▸ **Goal**
Edit the material from its first line through the line containing "Annotate this image: element", changing each "legend-label" to "legend-text" and leaving everything else unchanged. Leave the pictures out of your answer.

-- START OF Entries shown --

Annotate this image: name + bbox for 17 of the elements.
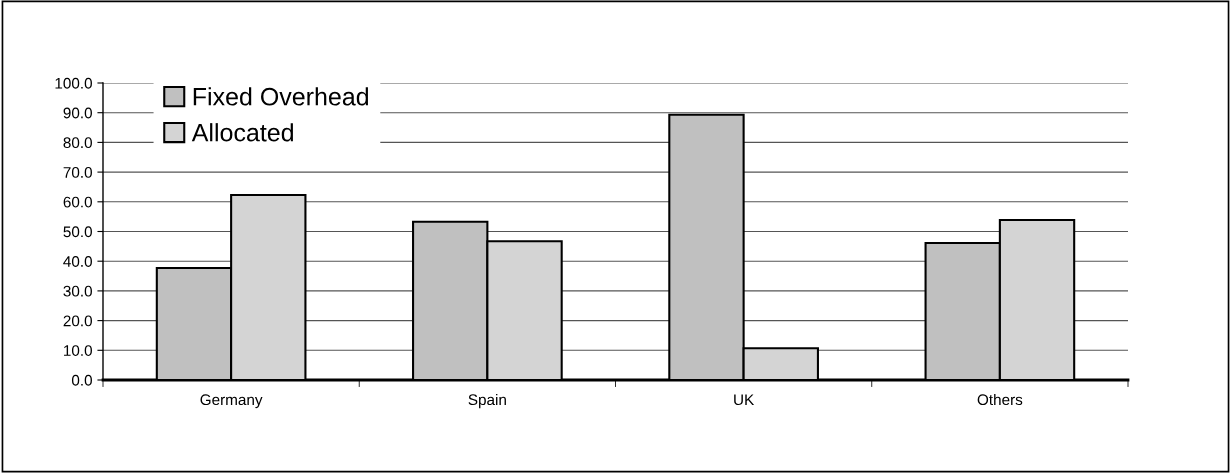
legend-label: Allocated [191, 123, 293, 142]
y-tick-label: 60.0 [63, 196, 92, 208]
y-tick-label: 50.0 [63, 226, 92, 238]
x-tick-label: Others [977, 393, 1023, 406]
y-tick-label: 20.0 [63, 315, 92, 327]
x-tick-label: UK [734, 394, 755, 406]
x-tick-label: Spain [468, 393, 506, 409]
y-tick-label: 30.0 [63, 285, 92, 297]
y-tick-label: 70.0 [63, 166, 92, 178]
y-tick-label: 40.0 [63, 256, 92, 267]
y-tick-label: 90.0 [63, 107, 92, 119]
y-tick-label: 0.0 [71, 374, 92, 386]
y-tick-label: 80.0 [63, 137, 92, 149]
y-tick-label: 10.0 [64, 345, 92, 356]
x-tick-label: Germany [200, 394, 263, 409]
legend-label: Fixed Overhead [193, 87, 369, 106]
y-tick-label: 100.0 [55, 77, 92, 89]
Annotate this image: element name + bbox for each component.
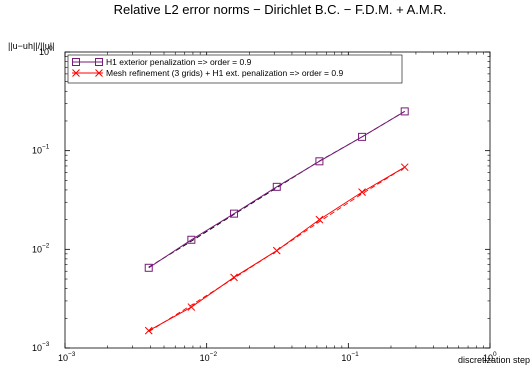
series-2-point — [400, 163, 409, 172]
legend-swatch-marker — [72, 69, 80, 77]
series-2-point — [272, 246, 281, 255]
legend-box — [67, 54, 403, 84]
series-2-point — [144, 326, 153, 335]
series-1-point — [272, 182, 281, 191]
x-axis-label: discretization step — [458, 355, 530, 365]
x-tick-exponent: −1 — [351, 351, 359, 358]
legend: H1 exterior penalization => order = 0.9M… — [67, 54, 403, 84]
legend-swatch-marker — [72, 58, 80, 66]
plot-frame — [64, 51, 491, 349]
series-1 — [144, 107, 409, 272]
x-tick-exponent: 0 — [493, 351, 497, 358]
series-1-point — [187, 235, 196, 244]
y-tick-exponent: −1 — [42, 144, 50, 151]
y-tick-label: 10−1 — [32, 144, 50, 156]
series-1-line — [148, 110, 405, 269]
y-tick-exponent: 0 — [49, 45, 53, 52]
series-1-point — [230, 209, 239, 218]
y-tick-exponent: −2 — [42, 242, 50, 249]
x-tick-label: 10−3 — [58, 351, 76, 363]
series-2-fit-line — [148, 166, 405, 333]
series-2-point — [230, 273, 238, 282]
x-tick-exponent: −2 — [210, 351, 218, 358]
series-1-point — [144, 263, 153, 272]
legend-label: H1 exterior penalization => order = 0.9 — [106, 57, 252, 67]
y-tick-label: 10−3 — [32, 341, 50, 353]
y-tick-exponent: −3 — [42, 341, 50, 348]
x-tick-label: 10−1 — [341, 351, 359, 363]
series-1-point — [400, 107, 409, 116]
chart-title: Relative L2 error norms − Dirichlet B.C.… — [114, 2, 447, 17]
legend-swatch-marker — [95, 58, 103, 66]
series-1-point — [358, 132, 367, 141]
series-2-point — [187, 303, 196, 311]
x-tick-exponent: −3 — [68, 351, 76, 358]
y-tick-label: 10−2 — [32, 242, 50, 254]
legend-label: Mesh refinement (3 grids) + H1 ext. pena… — [106, 68, 343, 78]
legend-swatch-marker — [95, 69, 103, 77]
series-2-point — [315, 215, 324, 224]
series-1-point — [315, 157, 324, 166]
series-2 — [144, 163, 409, 335]
x-tick-label: 10−2 — [200, 351, 218, 363]
series-2-point — [358, 188, 366, 196]
y-axis-label: ||u−uh||/||u|| — [8, 41, 54, 51]
y-tick-label: 100 — [39, 45, 53, 57]
series-layer — [144, 107, 409, 335]
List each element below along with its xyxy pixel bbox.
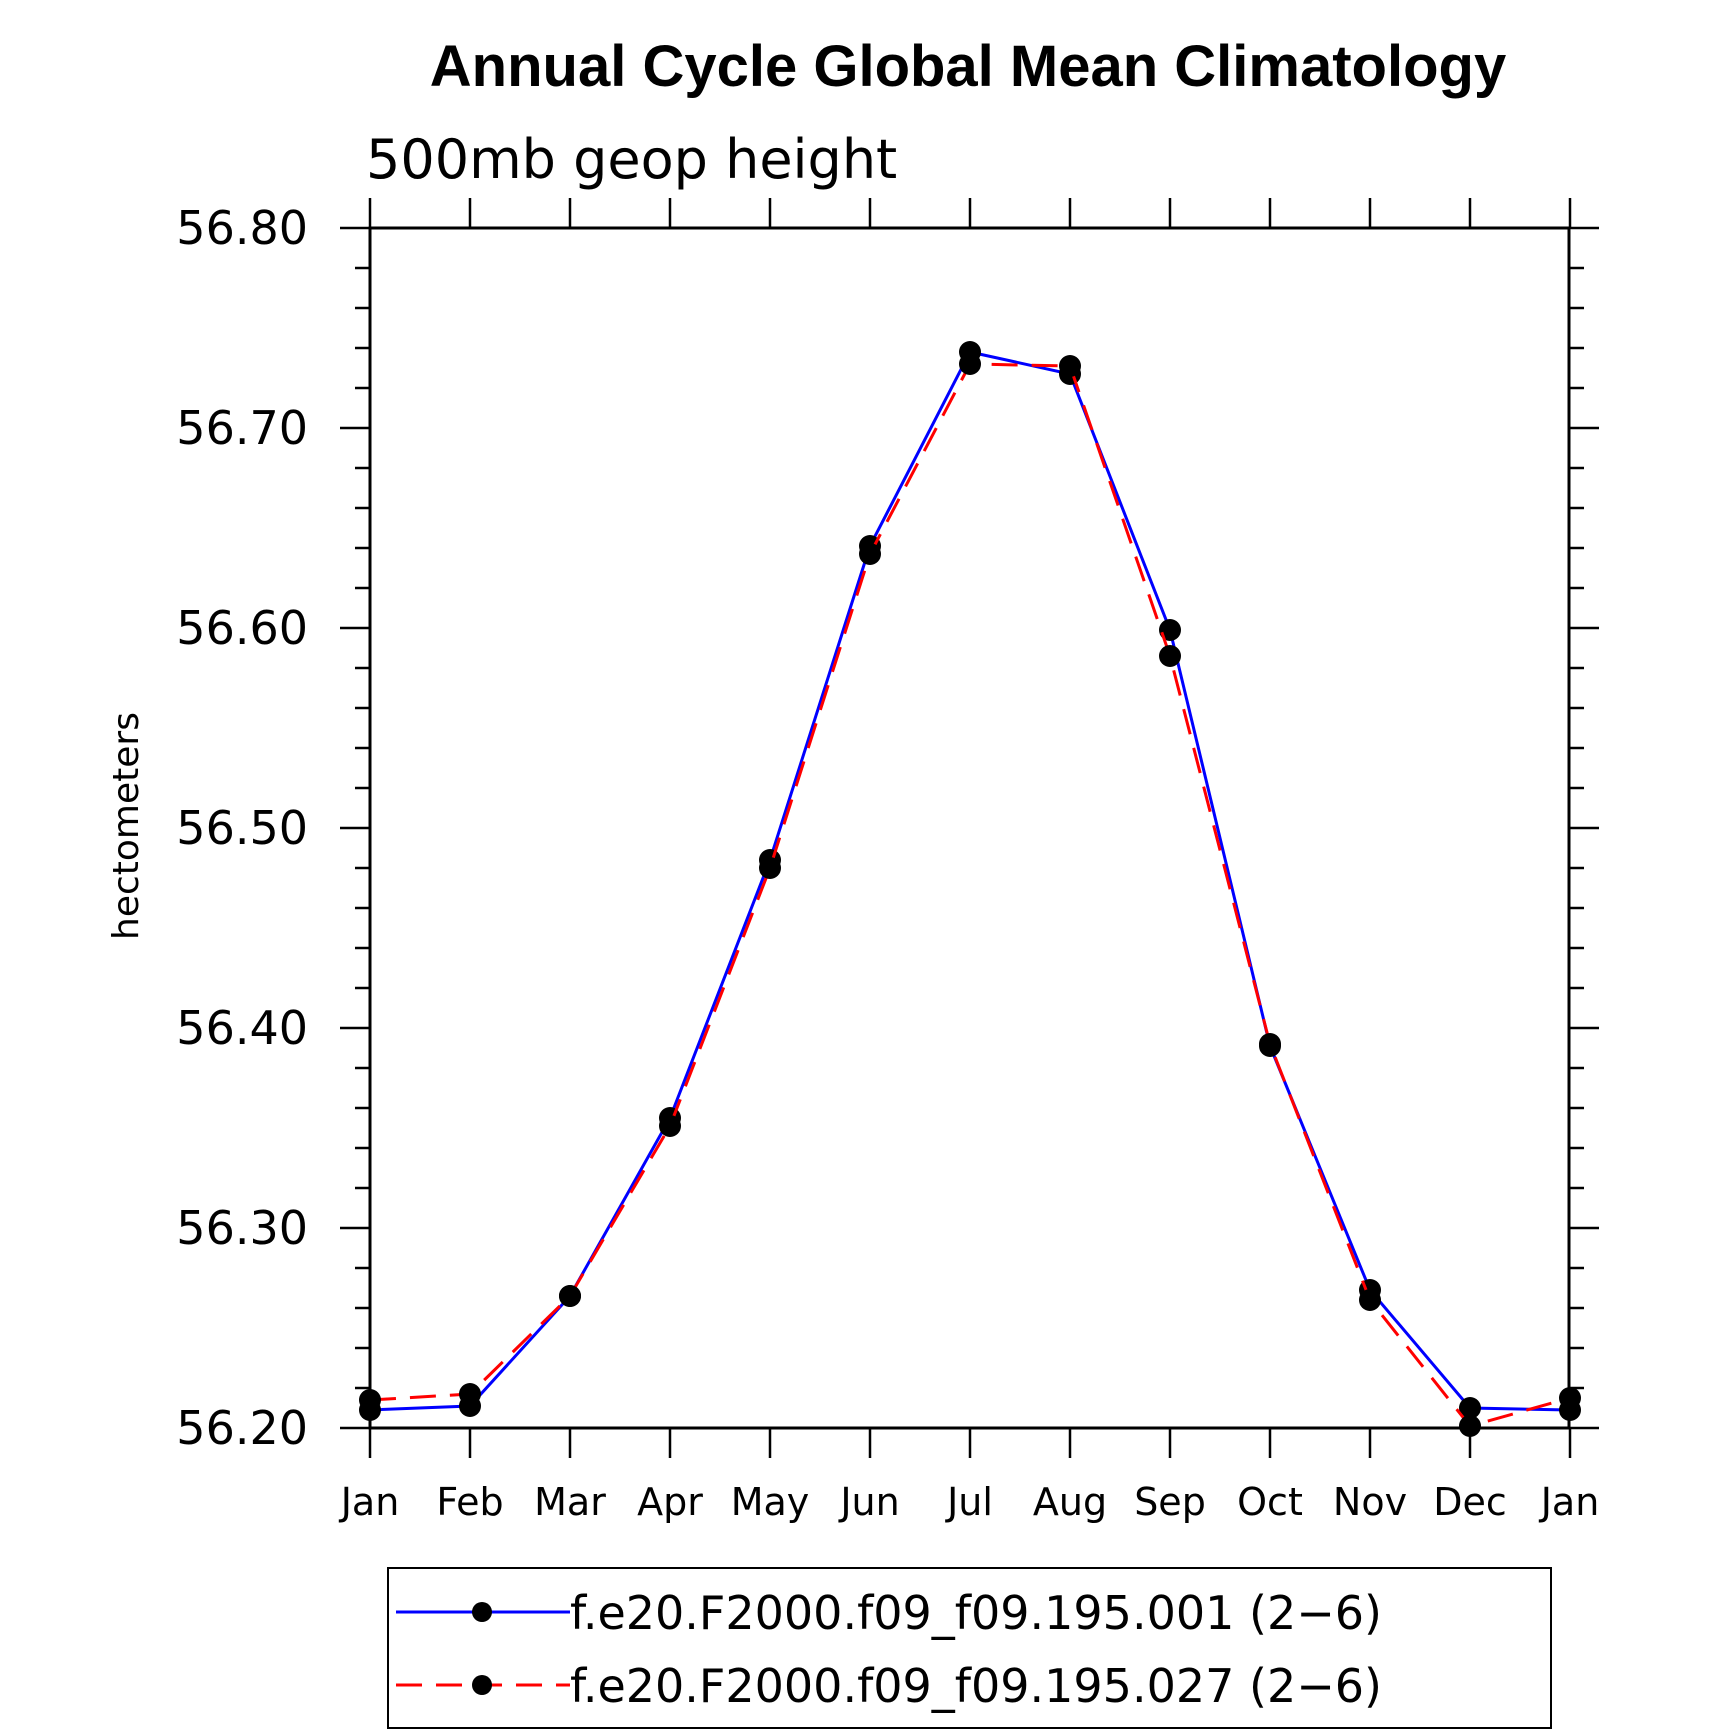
- tick-marks: [340, 198, 1599, 1458]
- chart-subtitle: 500mb geop height: [366, 128, 897, 191]
- x-tick-label: May: [731, 1480, 810, 1524]
- x-tick-label: Apr: [637, 1480, 703, 1524]
- series-1-line: [369, 350, 1571, 1412]
- y-tick-label: 56.70: [176, 401, 308, 455]
- chart-title: Annual Cycle Global Mean Climatology: [430, 34, 1506, 99]
- x-tick-label: Jan: [339, 1480, 400, 1524]
- x-tick-label: Sep: [1134, 1480, 1206, 1524]
- series-2-point: [659, 1115, 681, 1137]
- legend-label-series-1: f.e20.F2000.f09_f09.195.001 (2−6): [570, 1586, 1382, 1640]
- series-2-point: [1359, 1289, 1381, 1311]
- legend-label-series-2: f.e20.F2000.f09_f09.195.027 (2−6): [570, 1659, 1382, 1713]
- y-tick-label: 56.40: [176, 1001, 308, 1055]
- series-2-point: [1059, 355, 1081, 377]
- x-tick-label: Jan: [1539, 1480, 1600, 1524]
- series-2-point: [1159, 645, 1181, 667]
- series-1: [359, 341, 1581, 1421]
- legend-marker-series-2: [472, 1675, 492, 1695]
- series-2-point: [359, 1389, 381, 1411]
- series-2-line: [369, 362, 1571, 1428]
- series-2-point: [959, 353, 981, 375]
- x-tick-label: Feb: [436, 1480, 503, 1524]
- y-tick-label: 56.20: [176, 1401, 308, 1455]
- x-tick-label: Nov: [1333, 1480, 1407, 1524]
- series-2-point: [1559, 1387, 1581, 1409]
- x-tick-label: Jul: [945, 1480, 993, 1524]
- series-2-point: [459, 1383, 481, 1405]
- plot-frame: [368, 226, 1571, 1430]
- legend-marker-series-1: [472, 1602, 492, 1622]
- series-layer: [359, 341, 1581, 1437]
- y-tick-label: 56.60: [176, 601, 308, 655]
- y-axis-label: hectometers: [106, 712, 147, 940]
- y-tick-label: 56.30: [176, 1201, 308, 1255]
- series-2-point: [559, 1285, 581, 1307]
- x-tick-label: Mar: [534, 1480, 606, 1524]
- series-2: [359, 353, 1581, 1437]
- series-2-point: [1459, 1415, 1481, 1437]
- series-2-point: [859, 543, 881, 565]
- y-tick-label: 56.80: [176, 201, 308, 255]
- legend: f.e20.F2000.f09_f09.195.001 (2−6) f.e20.…: [387, 1567, 1552, 1729]
- x-tick-label: Dec: [1433, 1480, 1507, 1524]
- y-tick-label: 56.50: [176, 801, 308, 855]
- series-2-point: [759, 857, 781, 879]
- x-tick-label: Oct: [1237, 1480, 1303, 1524]
- tick-labels: 56.20 56.30 56.40 56.50 56.60 56.70 56.80 Jan Fe…: [176, 201, 1599, 1524]
- series-2-point: [1259, 1033, 1281, 1055]
- x-tick-label: Aug: [1033, 1480, 1107, 1524]
- series-1-point: [1459, 1397, 1481, 1419]
- x-tick-label: Jun: [838, 1480, 899, 1524]
- legend-box: [387, 1567, 1552, 1729]
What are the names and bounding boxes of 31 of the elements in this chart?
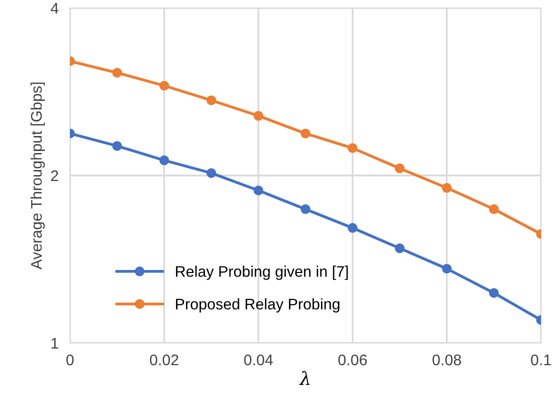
point (394, 163, 405, 174)
x-tick-label: 0.06 (338, 354, 367, 366)
y-axis-title: Average Throughput [Gbps] (30, 82, 45, 270)
point (442, 183, 452, 193)
point (489, 288, 499, 298)
point (206, 168, 216, 178)
x-tick-label: 0.08 (432, 354, 462, 366)
x-tick-label: 0.1 (530, 354, 551, 366)
point (159, 80, 170, 91)
legend-label: Proposed Relay Probing (176, 298, 340, 312)
point (254, 186, 264, 196)
y-tick-label: 1 (52, 338, 58, 349)
legend-label: Relay Probing given in [7] (176, 266, 348, 280)
point (254, 110, 264, 121)
point (442, 264, 452, 274)
x-tick-label: 0.02 (150, 354, 178, 366)
y-tick-label: 4 (50, 3, 58, 14)
x-tick-label: 0.04 (244, 354, 273, 366)
point (300, 204, 310, 214)
point (206, 95, 216, 106)
point (112, 68, 122, 78)
x-tick-label: 0 (66, 354, 74, 366)
point (159, 155, 170, 166)
point (348, 143, 358, 153)
point (112, 141, 122, 151)
point (394, 243, 405, 254)
point (348, 223, 358, 233)
y-tick-label: 2 (51, 170, 58, 182)
point (489, 204, 499, 214)
x-axis-title: λ (299, 371, 310, 385)
point (300, 128, 310, 138)
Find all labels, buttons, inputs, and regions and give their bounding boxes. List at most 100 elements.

-- END OF Entries shown --

▸ **Output for this task**
Annotate this image: name + bbox for 17 of the elements.
legend-text: Allocated [191, 123, 293, 142]
y-tick-label: 60.0 [63, 196, 92, 208]
y-tick-label: 50.0 [63, 226, 92, 238]
x-tick-label: Others [977, 393, 1023, 406]
y-tick-label: 20.0 [63, 315, 92, 327]
x-tick-label: UK [734, 394, 755, 406]
x-tick-label: Spain [468, 393, 506, 409]
y-tick-label: 30.0 [63, 285, 92, 297]
y-tick-label: 70.0 [63, 166, 92, 178]
y-tick-label: 40.0 [63, 256, 92, 267]
y-tick-label: 90.0 [63, 107, 92, 119]
y-tick-label: 0.0 [71, 374, 92, 386]
y-tick-label: 80.0 [63, 137, 92, 149]
y-tick-label: 10.0 [64, 345, 92, 356]
x-tick-label: Germany [200, 394, 263, 409]
legend-text: Fixed Overhead [193, 87, 369, 106]
y-tick-label: 100.0 [55, 77, 92, 89]
Annotate this image: element name + bbox for each component.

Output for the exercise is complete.